* _GIVEN TASK_
Give the listing again in full, exactly as written.
— START INFORMATION SHOWN —
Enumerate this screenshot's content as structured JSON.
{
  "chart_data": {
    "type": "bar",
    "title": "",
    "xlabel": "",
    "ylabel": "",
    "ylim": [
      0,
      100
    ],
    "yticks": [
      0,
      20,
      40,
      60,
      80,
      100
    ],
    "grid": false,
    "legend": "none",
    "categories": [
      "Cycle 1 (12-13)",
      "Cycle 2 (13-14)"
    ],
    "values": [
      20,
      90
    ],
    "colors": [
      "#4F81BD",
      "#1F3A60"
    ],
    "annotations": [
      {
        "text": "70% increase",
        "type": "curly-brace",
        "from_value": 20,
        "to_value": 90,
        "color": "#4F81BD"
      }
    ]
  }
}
— END INFORMATION SHOWN —
* _THE SOLUTION_
Enumerate this screenshot's content as structured JSON.
{
  "chart_data": {
    "type": "bar",
    "title": "",
    "xlabel": "",
    "ylabel": "",
    "ylim": [
      0,
      100
    ],
    "yticks": [
      0,
      20,
      40,
      60,
      80,
      100
    ],
    "grid": false,
    "legend": "none",
    "categories": [
      "Cycle 1 (12-13)",
      "Cycle 2 (13-14)"
    ],
    "values": [
      20,
      90
    ],
    "colors": [
      "#4F81BD",
      "#1F3A60"
    ],
    "annotations": [
      {
        "text": "70% increase",
        "type": "curly-brace",
        "from_value": 20,
        "to_value": 90,
        "color": "#4F81BD"
      }
    ]
  }
}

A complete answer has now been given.